━━━ DATA SECTION

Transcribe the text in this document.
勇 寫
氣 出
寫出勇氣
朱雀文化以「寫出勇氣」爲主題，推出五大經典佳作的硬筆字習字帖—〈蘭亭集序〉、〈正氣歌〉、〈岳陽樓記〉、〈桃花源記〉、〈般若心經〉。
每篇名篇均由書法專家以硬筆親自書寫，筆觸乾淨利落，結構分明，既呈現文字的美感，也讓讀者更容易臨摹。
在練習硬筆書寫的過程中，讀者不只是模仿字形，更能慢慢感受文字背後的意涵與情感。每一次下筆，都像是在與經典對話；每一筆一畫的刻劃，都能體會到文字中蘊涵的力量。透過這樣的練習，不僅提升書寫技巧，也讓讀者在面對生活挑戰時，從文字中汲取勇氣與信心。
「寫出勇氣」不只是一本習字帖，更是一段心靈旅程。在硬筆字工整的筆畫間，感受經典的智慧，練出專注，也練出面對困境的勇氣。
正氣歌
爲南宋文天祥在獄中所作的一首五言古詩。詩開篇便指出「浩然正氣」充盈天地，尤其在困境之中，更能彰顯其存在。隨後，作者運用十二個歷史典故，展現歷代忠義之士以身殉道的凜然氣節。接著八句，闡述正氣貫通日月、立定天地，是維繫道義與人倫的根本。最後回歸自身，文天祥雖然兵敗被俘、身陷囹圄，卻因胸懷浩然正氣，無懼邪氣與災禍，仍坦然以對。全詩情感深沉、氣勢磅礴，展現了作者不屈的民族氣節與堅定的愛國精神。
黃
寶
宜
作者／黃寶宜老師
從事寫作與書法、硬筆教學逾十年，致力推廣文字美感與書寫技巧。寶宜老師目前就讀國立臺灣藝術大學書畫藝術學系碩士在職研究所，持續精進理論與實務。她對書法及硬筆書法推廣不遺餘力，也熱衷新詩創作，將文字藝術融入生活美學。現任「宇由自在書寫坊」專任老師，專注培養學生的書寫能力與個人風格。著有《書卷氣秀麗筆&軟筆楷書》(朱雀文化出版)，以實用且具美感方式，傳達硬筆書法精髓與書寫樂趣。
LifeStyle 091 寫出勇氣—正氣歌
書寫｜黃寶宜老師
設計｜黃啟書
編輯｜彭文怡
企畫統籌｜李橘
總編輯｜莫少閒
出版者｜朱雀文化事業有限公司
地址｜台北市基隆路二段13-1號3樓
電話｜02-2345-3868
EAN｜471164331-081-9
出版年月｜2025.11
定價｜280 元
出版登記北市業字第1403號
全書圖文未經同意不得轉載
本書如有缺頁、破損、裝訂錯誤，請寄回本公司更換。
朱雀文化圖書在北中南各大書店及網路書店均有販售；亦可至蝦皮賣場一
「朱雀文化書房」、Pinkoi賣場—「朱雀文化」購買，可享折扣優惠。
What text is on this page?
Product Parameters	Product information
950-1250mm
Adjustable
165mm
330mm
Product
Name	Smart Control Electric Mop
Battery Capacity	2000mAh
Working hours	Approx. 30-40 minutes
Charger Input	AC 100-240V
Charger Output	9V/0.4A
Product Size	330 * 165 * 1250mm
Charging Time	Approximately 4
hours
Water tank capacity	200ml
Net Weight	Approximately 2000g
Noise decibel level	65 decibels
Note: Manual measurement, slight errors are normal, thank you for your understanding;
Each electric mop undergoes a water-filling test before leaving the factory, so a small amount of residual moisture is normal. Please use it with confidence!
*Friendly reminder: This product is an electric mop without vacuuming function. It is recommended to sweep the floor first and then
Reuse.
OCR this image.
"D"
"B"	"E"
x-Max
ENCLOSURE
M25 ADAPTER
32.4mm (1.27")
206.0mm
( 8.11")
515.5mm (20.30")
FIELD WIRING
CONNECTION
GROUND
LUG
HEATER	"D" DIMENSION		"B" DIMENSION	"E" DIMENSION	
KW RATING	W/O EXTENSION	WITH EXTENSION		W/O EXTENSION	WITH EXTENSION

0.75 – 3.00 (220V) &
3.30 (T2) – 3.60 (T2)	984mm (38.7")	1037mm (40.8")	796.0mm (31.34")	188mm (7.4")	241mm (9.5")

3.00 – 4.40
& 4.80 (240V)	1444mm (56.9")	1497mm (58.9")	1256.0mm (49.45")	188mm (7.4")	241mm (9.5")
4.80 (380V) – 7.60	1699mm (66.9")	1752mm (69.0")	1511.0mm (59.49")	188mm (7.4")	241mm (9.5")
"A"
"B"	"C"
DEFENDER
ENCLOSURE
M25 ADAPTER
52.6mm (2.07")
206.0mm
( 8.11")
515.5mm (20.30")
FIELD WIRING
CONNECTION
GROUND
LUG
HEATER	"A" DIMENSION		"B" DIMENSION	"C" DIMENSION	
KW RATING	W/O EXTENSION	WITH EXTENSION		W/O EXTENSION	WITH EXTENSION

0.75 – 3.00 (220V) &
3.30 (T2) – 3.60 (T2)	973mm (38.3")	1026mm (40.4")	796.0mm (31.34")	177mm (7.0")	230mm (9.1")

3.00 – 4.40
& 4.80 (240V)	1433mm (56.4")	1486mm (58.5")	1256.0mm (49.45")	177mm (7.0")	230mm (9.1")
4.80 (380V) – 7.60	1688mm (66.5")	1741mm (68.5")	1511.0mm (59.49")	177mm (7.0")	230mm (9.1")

━━━━━━

◆ WHAT IS BEING ASKED ◆
Quote the whole listing above, leaving nothing out.

◆ WRITTEN SOLUTION ◆
Transcribe the text in this document.
勇 寫
氣 出
寫出勇氣
朱雀文化以「寫出勇氣」爲主題，推出五大經典佳作的硬筆字習字帖—〈蘭亭集序〉、〈正氣歌〉、〈岳陽樓記〉、〈桃花源記〉、〈般若心經〉。
每篇名篇均由書法專家以硬筆親自書寫，筆觸乾淨利落，結構分明，既呈現文字的美感，也讓讀者更容易臨摹。
在練習硬筆書寫的過程中，讀者不只是模仿字形，更能慢慢感受文字背後的意涵與情感。每一次下筆，都像是在與經典對話；每一筆一畫的刻劃，都能體會到文字中蘊涵的力量。透過這樣的練習，不僅提升書寫技巧，也讓讀者在面對生活挑戰時，從文字中汲取勇氣與信心。
「寫出勇氣」不只是一本習字帖，更是一段心靈旅程。在硬筆字工整的筆畫間，感受經典的智慧，練出專注，也練出面對困境的勇氣。
正氣歌
爲南宋文天祥在獄中所作的一首五言古詩。詩開篇便指出「浩然正氣」充盈天地，尤其在困境之中，更能彰顯其存在。隨後，作者運用十二個歷史典故，展現歷代忠義之士以身殉道的凜然氣節。接著八句，闡述正氣貫通日月、立定天地，是維繫道義與人倫的根本。最後回歸自身，文天祥雖然兵敗被俘、身陷囹圄，卻因胸懷浩然正氣，無懼邪氣與災禍，仍坦然以對。全詩情感深沉、氣勢磅礴，展現了作者不屈的民族氣節與堅定的愛國精神。
黃
寶
宜
作者／黃寶宜老師
從事寫作與書法、硬筆教學逾十年，致力推廣文字美感與書寫技巧。寶宜老師目前就讀國立臺灣藝術大學書畫藝術學系碩士在職研究所，持續精進理論與實務。她對書法及硬筆書法推廣不遺餘力，也熱衷新詩創作，將文字藝術融入生活美學。現任「宇由自在書寫坊」專任老師，專注培養學生的書寫能力與個人風格。著有《書卷氣秀麗筆&軟筆楷書》(朱雀文化出版)，以實用且具美感方式，傳達硬筆書法精髓與書寫樂趣。
LifeStyle 091 寫出勇氣—正氣歌
書寫｜黃寶宜老師
設計｜黃啟書
編輯｜彭文怡
企畫統籌｜李橘
總編輯｜莫少閒
出版者｜朱雀文化事業有限公司
地址｜台北市基隆路二段13-1號3樓
電話｜02-2345-3868
EAN｜471164331-081-9
出版年月｜2025.11
定價｜280 元
出版登記北市業字第1403號
全書圖文未經同意不得轉載
本書如有缺頁、破損、裝訂錯誤，請寄回本公司更換。
朱雀文化圖書在北中南各大書店及網路書店均有販售；亦可至蝦皮賣場一
「朱雀文化書房」、Pinkoi賣場—「朱雀文化」購買，可享折扣優惠。
What text is on this page?
Product Parameters	Product information
950-1250mm
Adjustable
165mm
330mm
Product
Name	Smart Control Electric Mop
Battery Capacity	2000mAh
Working hours	Approx. 30-40 minutes
Charger Input	AC 100-240V
Charger Output	9V/0.4A
Product Size	330 * 165 * 1250mm
Charging Time	Approximately 4
hours
Water tank capacity	200ml
Net Weight	Approximately 2000g
Noise decibel level	65 decibels
Note: Manual measurement, slight errors are normal, thank you for your understanding;
Each electric mop undergoes a water-filling test before leaving the factory, so a small amount of residual moisture is normal. Please use it with confidence!
*Friendly reminder: This product is an electric mop without vacuuming function. It is recommended to sweep the floor first and then
Reuse.
OCR this image.
"D"
"B"	"E"
x-Max
ENCLOSURE
M25 ADAPTER
32.4mm (1.27")
206.0mm
( 8.11")
515.5mm (20.30")
FIELD WIRING
CONNECTION
GROUND
LUG
HEATER	"D" DIMENSION		"B" DIMENSION	"E" DIMENSION	
KW RATING	W/O EXTENSION	WITH EXTENSION		W/O EXTENSION	WITH EXTENSION

0.75 – 3.00 (220V) &
3.30 (T2) – 3.60 (T2)	984mm (38.7")	1037mm (40.8")	796.0mm (31.34")	188mm (7.4")	241mm (9.5")

3.00 – 4.40
& 4.80 (240V)	1444mm (56.9")	1497mm (58.9")	1256.0mm (49.45")	188mm (7.4")	241mm (9.5")
4.80 (380V) – 7.60	1699mm (66.9")	1752mm (69.0")	1511.0mm (59.49")	188mm (7.4")	241mm (9.5")
"A"
"B"	"C"
DEFENDER
ENCLOSURE
M25 ADAPTER
52.6mm (2.07")
206.0mm
( 8.11")
515.5mm (20.30")
FIELD WIRING
CONNECTION
GROUND
LUG
HEATER	"A" DIMENSION		"B" DIMENSION	"C" DIMENSION	
KW RATING	W/O EXTENSION	WITH EXTENSION		W/O EXTENSION	WITH EXTENSION

0.75 – 3.00 (220V) &
3.30 (T2) – 3.60 (T2)	973mm (38.3")	1026mm (40.4")	796.0mm (31.34")	177mm (7.0")	230mm (9.1")

3.00 – 4.40
& 4.80 (240V)	1433mm (56.4")	1486mm (58.5")	1256.0mm (49.45")	177mm (7.0")	230mm (9.1")
4.80 (380V) – 7.60	1688mm (66.5")	1741mm (68.5")	1511.0mm (59.49")	177mm (7.0")	230mm (9.1")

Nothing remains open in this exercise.